• **Objective**: Filter the data for lines with the word "Посмотри", then copy every line so identified.

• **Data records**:
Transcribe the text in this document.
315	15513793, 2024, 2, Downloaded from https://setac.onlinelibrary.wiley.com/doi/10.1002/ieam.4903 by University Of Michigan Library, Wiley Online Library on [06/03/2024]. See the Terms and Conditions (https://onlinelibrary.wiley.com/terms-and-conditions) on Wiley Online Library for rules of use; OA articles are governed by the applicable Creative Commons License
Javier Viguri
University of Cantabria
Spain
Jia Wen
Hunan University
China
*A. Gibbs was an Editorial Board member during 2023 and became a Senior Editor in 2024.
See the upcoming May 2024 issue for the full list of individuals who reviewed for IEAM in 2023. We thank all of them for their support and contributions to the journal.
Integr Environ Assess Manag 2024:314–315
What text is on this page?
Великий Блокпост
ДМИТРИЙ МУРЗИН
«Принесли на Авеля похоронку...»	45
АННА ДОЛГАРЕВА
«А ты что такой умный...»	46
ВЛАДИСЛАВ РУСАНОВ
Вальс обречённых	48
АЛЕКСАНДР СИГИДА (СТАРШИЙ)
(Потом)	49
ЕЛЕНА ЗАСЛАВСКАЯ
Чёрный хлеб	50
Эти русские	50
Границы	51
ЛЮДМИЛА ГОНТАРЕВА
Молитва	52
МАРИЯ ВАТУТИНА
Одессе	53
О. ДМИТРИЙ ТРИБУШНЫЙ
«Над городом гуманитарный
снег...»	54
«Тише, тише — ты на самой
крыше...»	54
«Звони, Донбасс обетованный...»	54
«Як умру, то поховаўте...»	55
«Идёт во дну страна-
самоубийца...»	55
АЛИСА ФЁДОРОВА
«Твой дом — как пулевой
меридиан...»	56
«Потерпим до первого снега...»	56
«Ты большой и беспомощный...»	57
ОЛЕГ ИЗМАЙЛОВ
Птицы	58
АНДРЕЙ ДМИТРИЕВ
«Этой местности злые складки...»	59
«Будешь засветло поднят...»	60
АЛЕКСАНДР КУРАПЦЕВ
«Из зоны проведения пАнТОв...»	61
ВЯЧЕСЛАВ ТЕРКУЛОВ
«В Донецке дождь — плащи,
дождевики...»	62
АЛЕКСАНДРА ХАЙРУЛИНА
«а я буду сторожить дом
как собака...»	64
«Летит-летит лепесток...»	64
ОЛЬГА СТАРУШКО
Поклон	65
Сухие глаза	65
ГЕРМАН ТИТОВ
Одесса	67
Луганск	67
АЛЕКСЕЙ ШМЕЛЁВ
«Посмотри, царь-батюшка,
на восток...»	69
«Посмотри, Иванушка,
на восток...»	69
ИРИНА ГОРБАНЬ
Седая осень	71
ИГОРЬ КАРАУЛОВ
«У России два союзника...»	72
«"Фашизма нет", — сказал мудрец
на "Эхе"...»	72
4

• **Output for this task**:
«Посмотри, царь-батюшка,
«Посмотри, Иванушка,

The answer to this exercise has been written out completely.